:: DATA PROVIDED ::
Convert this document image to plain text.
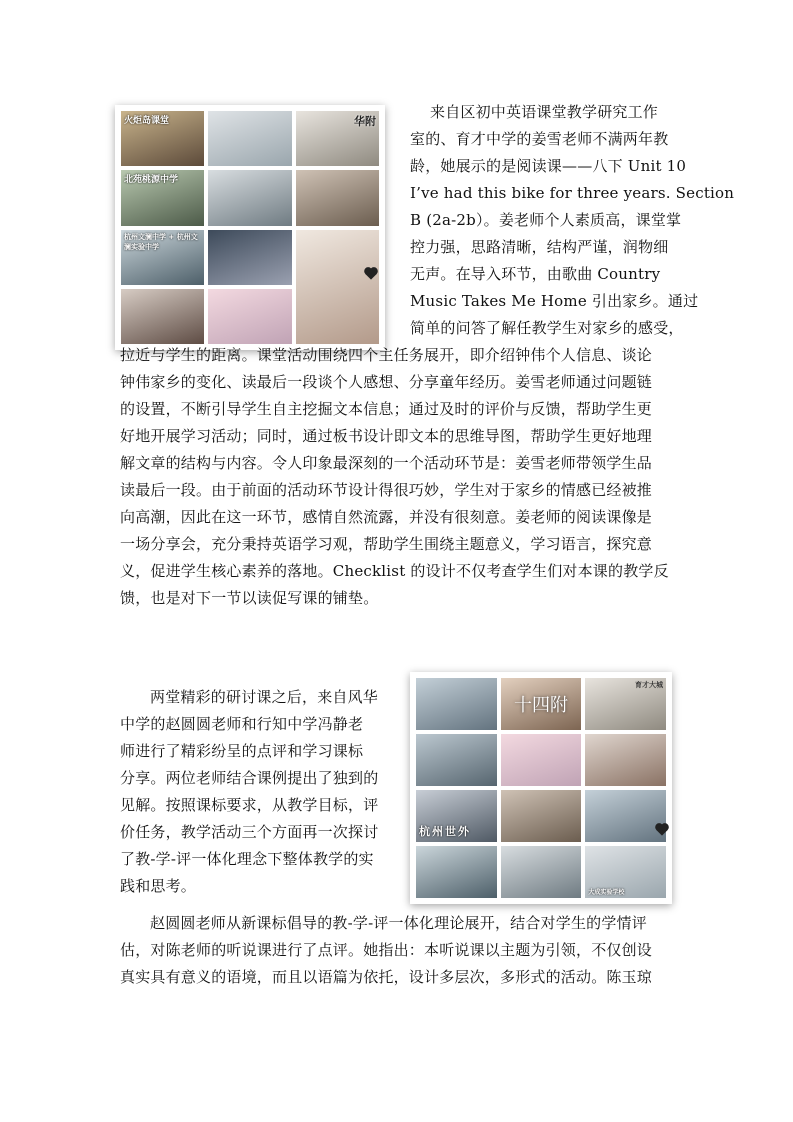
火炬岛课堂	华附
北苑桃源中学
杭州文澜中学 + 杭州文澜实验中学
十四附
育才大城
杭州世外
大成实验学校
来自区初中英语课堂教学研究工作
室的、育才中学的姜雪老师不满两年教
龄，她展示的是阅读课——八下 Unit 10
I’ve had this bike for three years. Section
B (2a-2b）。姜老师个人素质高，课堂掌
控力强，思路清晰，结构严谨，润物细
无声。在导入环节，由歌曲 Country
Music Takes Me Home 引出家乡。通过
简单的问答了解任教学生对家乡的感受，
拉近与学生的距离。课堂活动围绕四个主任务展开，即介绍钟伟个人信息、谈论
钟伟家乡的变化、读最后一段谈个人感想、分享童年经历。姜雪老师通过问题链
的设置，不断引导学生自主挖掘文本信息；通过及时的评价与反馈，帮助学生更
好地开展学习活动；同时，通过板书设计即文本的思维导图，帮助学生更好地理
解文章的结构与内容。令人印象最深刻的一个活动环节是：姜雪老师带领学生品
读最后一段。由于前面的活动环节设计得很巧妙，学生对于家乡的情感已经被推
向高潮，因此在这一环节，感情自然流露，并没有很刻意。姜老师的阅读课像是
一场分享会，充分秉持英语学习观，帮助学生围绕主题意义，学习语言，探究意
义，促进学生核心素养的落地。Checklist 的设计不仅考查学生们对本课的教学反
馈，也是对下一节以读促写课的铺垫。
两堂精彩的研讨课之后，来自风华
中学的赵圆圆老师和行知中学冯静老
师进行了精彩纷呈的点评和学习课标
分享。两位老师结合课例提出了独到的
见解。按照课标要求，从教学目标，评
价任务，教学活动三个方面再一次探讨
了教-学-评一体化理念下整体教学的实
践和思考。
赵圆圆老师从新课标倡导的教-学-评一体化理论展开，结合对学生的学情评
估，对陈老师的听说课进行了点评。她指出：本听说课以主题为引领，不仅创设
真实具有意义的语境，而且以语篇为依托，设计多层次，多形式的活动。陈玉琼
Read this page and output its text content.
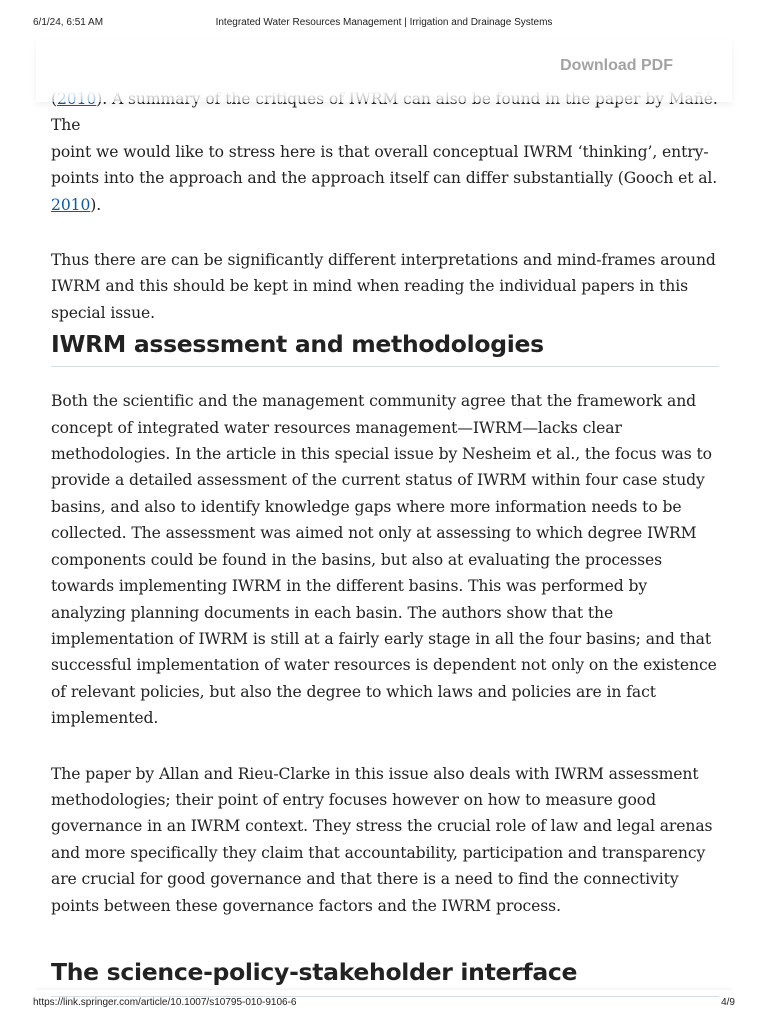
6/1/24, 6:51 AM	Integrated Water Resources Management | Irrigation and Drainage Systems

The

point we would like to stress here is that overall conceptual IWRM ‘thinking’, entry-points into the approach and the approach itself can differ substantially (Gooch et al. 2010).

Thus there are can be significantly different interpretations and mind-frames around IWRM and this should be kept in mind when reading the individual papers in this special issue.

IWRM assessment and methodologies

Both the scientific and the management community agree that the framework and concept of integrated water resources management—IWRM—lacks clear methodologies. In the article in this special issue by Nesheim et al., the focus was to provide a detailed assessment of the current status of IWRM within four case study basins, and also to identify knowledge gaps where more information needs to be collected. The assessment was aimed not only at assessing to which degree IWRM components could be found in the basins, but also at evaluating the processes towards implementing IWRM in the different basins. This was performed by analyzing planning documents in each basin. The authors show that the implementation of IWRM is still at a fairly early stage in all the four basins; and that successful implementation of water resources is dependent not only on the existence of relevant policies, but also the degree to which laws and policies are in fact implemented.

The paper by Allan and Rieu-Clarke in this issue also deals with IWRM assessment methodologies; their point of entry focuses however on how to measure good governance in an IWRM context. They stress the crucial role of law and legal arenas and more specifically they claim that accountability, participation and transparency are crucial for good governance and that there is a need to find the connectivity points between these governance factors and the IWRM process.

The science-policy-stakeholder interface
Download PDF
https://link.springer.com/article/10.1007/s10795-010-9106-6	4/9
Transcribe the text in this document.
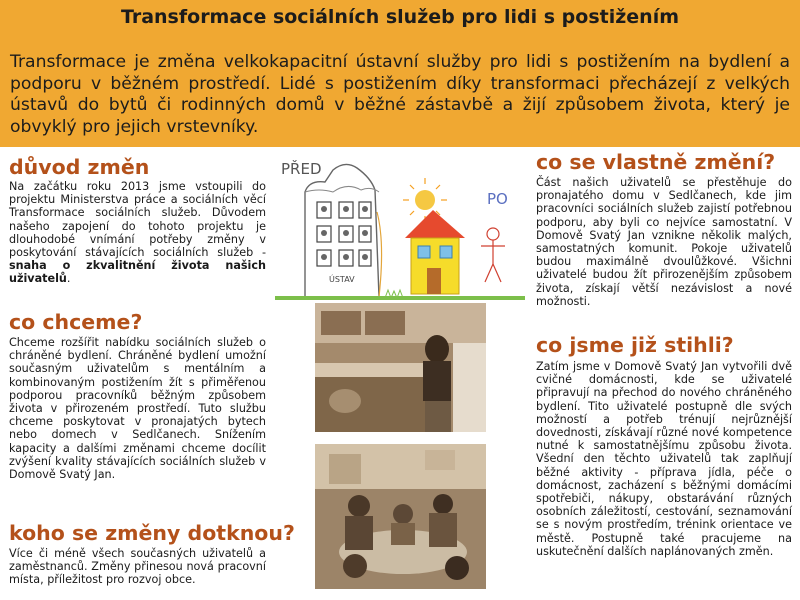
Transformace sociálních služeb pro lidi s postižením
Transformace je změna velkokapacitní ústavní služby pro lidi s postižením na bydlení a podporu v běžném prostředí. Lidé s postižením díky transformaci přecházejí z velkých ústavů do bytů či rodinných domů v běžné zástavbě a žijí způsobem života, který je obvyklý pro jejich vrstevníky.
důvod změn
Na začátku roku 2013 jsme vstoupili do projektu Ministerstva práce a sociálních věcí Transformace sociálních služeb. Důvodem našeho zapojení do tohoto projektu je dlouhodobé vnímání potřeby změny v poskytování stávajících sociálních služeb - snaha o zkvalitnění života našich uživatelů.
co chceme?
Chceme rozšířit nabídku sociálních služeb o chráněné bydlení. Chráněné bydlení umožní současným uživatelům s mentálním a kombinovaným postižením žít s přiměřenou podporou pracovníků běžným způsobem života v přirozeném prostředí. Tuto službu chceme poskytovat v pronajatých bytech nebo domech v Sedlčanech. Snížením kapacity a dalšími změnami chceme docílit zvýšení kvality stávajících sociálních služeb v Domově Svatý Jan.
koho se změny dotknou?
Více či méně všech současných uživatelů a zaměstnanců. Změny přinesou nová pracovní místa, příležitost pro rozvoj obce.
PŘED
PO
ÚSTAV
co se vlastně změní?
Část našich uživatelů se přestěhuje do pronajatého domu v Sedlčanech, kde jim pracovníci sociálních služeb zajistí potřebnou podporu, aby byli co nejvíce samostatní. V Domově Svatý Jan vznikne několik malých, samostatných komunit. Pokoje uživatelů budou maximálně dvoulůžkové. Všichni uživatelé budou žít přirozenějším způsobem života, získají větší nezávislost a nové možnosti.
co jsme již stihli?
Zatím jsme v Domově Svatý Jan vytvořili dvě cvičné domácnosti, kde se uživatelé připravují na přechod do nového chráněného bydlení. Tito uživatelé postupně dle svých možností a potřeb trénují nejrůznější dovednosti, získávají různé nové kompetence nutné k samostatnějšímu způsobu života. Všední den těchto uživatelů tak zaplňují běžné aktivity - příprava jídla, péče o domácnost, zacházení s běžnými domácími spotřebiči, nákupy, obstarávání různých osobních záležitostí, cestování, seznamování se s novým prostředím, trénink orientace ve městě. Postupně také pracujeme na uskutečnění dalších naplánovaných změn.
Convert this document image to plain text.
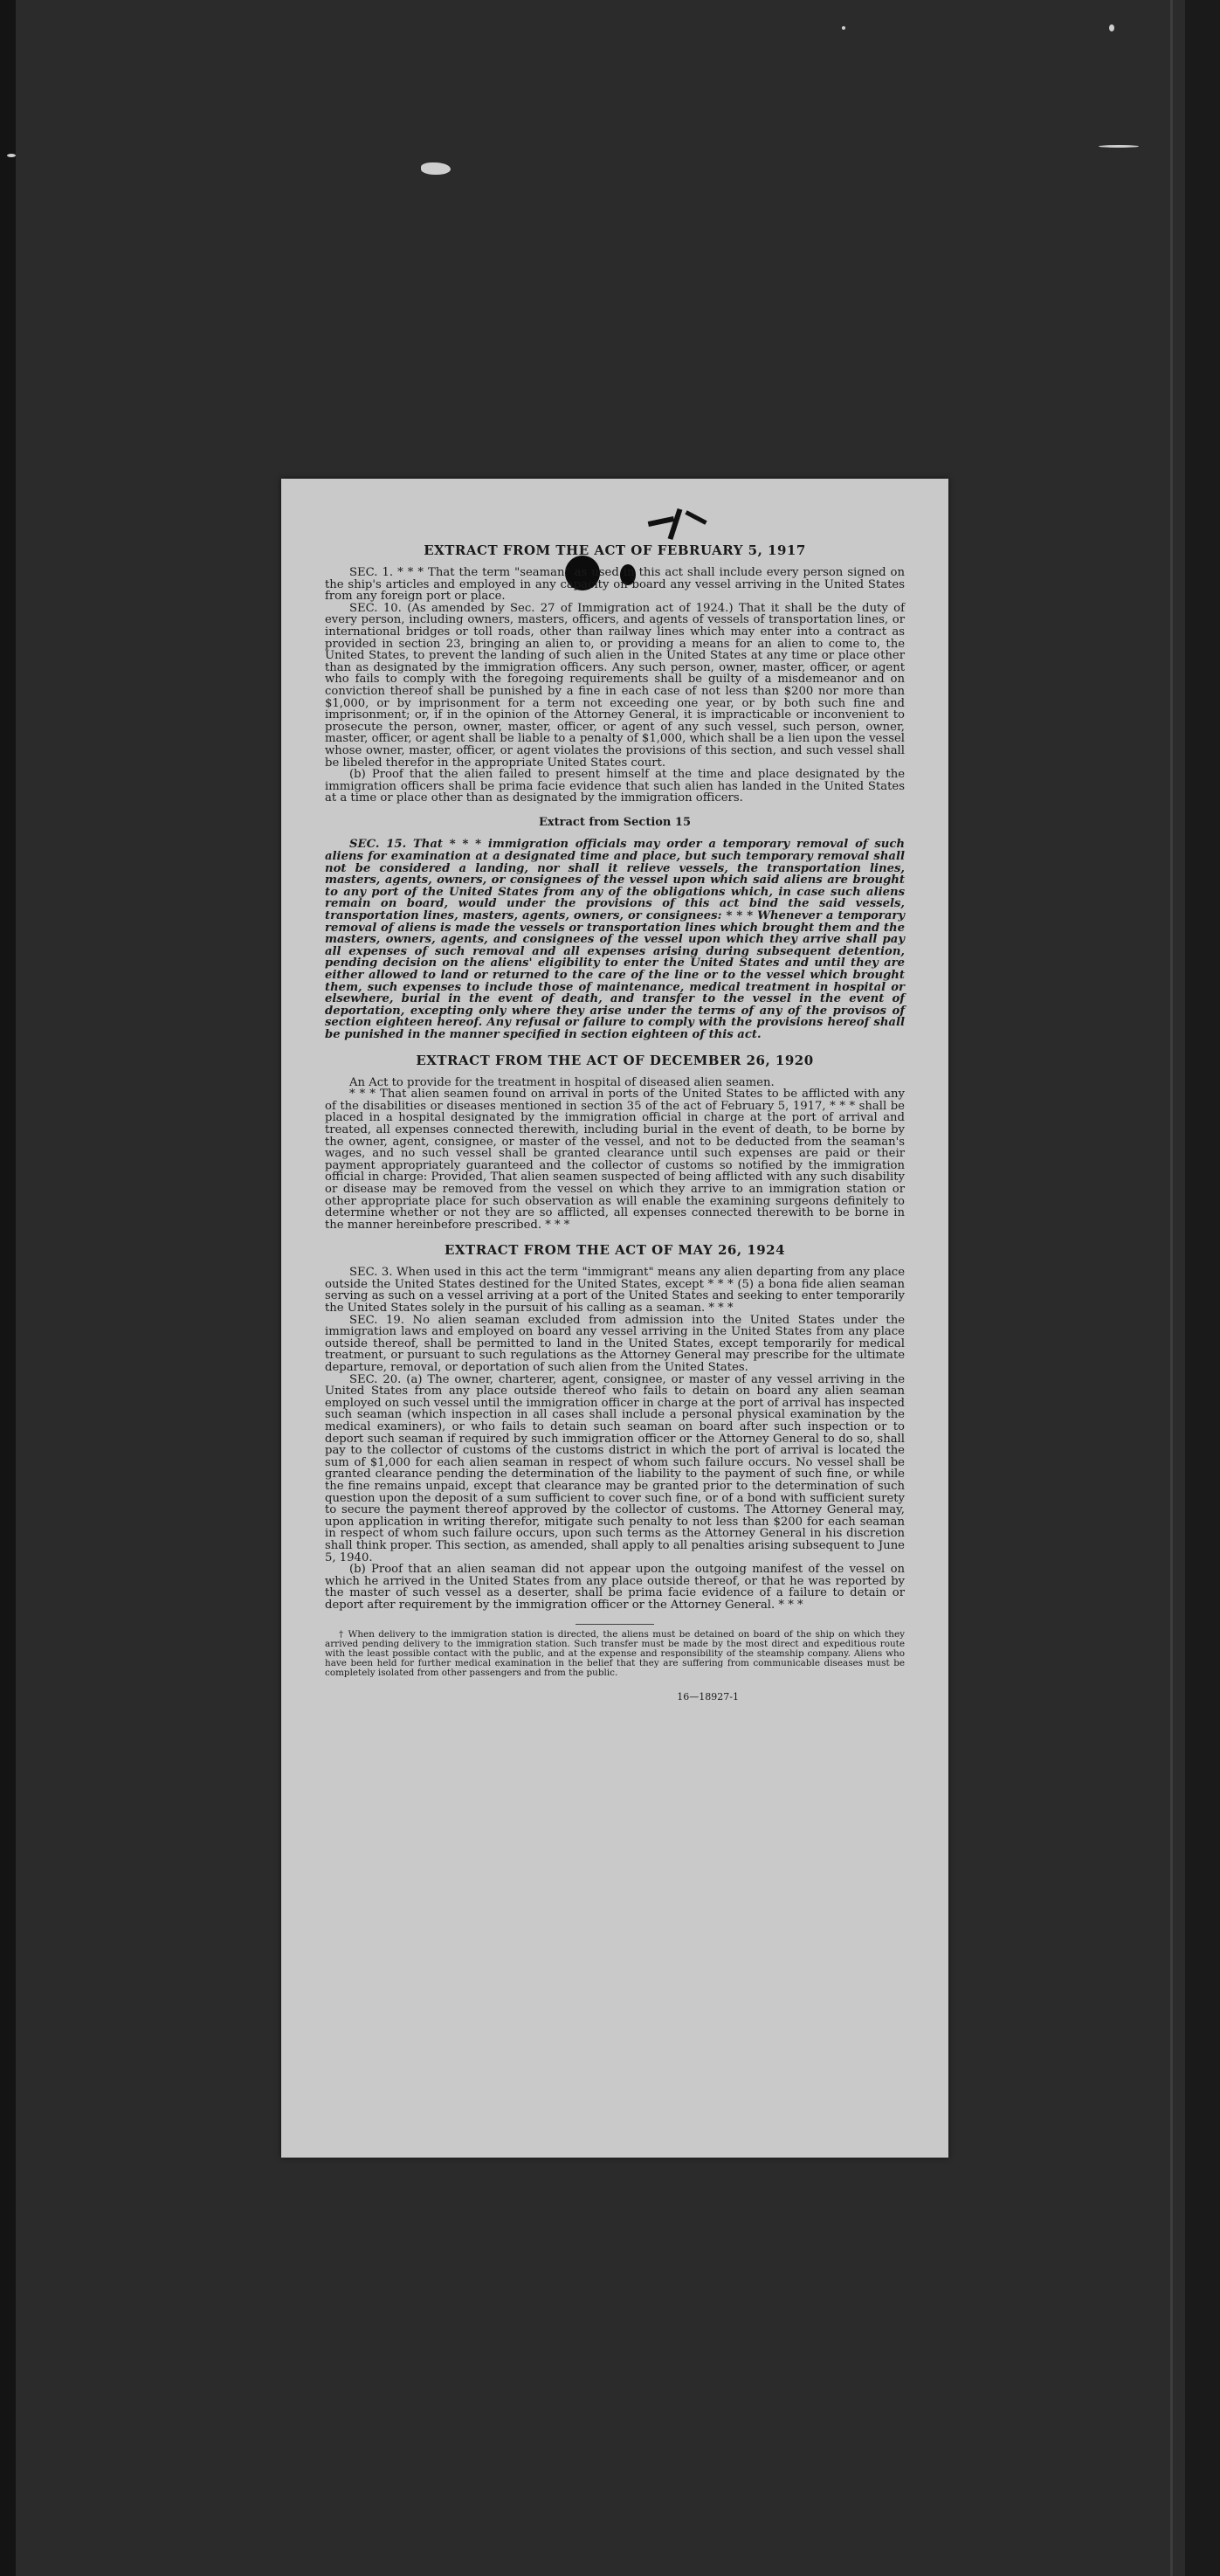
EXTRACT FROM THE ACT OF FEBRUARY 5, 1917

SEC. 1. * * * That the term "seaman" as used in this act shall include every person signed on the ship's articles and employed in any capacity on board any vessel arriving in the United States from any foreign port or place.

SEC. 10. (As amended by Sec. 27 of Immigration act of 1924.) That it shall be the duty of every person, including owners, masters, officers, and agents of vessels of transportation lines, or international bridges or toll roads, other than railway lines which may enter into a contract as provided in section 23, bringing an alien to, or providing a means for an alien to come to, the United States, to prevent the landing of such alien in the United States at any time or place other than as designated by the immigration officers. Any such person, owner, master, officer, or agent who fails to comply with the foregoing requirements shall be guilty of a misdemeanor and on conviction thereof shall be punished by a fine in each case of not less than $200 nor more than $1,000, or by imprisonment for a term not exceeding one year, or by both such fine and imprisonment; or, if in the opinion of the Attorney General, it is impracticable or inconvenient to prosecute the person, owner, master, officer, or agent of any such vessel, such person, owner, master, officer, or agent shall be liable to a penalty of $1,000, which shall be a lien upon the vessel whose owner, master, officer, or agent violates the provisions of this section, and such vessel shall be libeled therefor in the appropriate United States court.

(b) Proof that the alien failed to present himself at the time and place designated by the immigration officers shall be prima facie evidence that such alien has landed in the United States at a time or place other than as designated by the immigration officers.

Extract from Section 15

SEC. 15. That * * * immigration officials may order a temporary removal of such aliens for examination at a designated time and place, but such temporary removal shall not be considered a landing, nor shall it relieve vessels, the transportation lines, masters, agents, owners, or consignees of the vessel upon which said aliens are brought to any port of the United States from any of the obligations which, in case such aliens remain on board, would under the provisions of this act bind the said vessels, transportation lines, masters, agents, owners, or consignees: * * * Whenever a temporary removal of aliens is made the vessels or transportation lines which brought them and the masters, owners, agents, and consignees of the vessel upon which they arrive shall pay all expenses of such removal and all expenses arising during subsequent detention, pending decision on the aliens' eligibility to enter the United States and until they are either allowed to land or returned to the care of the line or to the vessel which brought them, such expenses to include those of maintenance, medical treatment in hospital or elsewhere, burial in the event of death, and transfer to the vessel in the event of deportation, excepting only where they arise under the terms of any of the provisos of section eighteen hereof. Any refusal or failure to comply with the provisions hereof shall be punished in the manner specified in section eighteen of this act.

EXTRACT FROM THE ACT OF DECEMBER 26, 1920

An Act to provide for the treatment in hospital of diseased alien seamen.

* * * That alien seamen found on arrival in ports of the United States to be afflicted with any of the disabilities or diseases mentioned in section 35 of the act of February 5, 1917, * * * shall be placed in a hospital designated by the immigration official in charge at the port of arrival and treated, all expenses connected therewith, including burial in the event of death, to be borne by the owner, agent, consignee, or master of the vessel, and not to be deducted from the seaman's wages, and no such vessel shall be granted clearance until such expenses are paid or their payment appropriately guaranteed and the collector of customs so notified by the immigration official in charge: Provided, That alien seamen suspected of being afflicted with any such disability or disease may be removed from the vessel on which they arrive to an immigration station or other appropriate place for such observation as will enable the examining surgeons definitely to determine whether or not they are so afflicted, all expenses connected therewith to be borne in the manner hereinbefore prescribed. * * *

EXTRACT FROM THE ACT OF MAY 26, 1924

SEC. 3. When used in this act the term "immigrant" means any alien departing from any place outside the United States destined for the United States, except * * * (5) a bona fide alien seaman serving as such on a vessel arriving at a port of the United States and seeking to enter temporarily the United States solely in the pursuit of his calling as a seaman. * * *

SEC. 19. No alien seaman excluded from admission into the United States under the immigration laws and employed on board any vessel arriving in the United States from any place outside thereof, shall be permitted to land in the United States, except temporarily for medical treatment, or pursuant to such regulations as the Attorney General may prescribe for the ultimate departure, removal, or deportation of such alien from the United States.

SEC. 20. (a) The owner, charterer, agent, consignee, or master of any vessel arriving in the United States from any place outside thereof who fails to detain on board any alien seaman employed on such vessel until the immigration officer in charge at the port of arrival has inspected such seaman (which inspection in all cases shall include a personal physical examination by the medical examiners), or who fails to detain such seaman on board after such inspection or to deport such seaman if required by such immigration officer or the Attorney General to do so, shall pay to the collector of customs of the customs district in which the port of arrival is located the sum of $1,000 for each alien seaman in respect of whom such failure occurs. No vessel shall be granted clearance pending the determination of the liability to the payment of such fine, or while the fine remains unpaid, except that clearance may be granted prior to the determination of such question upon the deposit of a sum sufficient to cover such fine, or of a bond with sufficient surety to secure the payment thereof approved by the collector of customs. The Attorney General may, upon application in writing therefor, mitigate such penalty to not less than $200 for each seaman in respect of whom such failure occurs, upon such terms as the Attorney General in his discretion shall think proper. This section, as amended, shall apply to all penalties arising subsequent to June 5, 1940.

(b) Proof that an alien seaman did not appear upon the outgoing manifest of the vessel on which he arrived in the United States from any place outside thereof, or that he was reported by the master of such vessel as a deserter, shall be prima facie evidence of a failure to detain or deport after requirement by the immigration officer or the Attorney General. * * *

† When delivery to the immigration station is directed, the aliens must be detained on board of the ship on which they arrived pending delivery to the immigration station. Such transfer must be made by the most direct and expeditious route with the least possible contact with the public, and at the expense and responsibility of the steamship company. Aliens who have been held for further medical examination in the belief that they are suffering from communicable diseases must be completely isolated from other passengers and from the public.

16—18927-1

:: WHAT TO PRODUCE ::
From the listing above, return each line with the word "postižením".

:: TASK SOLUTION ::
Transformace sociálních služeb pro lidi s postižením
Transformace je změna velkokapacitní ústavní služby pro lidi s postižením na bydlení a podporu v běžném prostředí. Lidé s postižením díky transformaci přecházejí z velkých ústavů do bytů či rodinných domů v běžné zástavbě a žijí způsobem života, který je obvyklý pro jejich vrstevníky.
Chceme rozšířit nabídku sociálních služeb o chráněné bydlení. Chráněné bydlení umožní současným uživatelům s mentálním a kombinovaným postižením žít s přiměřenou podporou pracovníků běžným způsobem života v přirozeném prostředí. Tuto službu chceme poskytovat v pronajatých bytech nebo domech v Sedlčanech. Snížením kapacity a dalšími změnami chceme docílit zvýšení kvality stávajících sociálních služeb v Domově Svatý Jan.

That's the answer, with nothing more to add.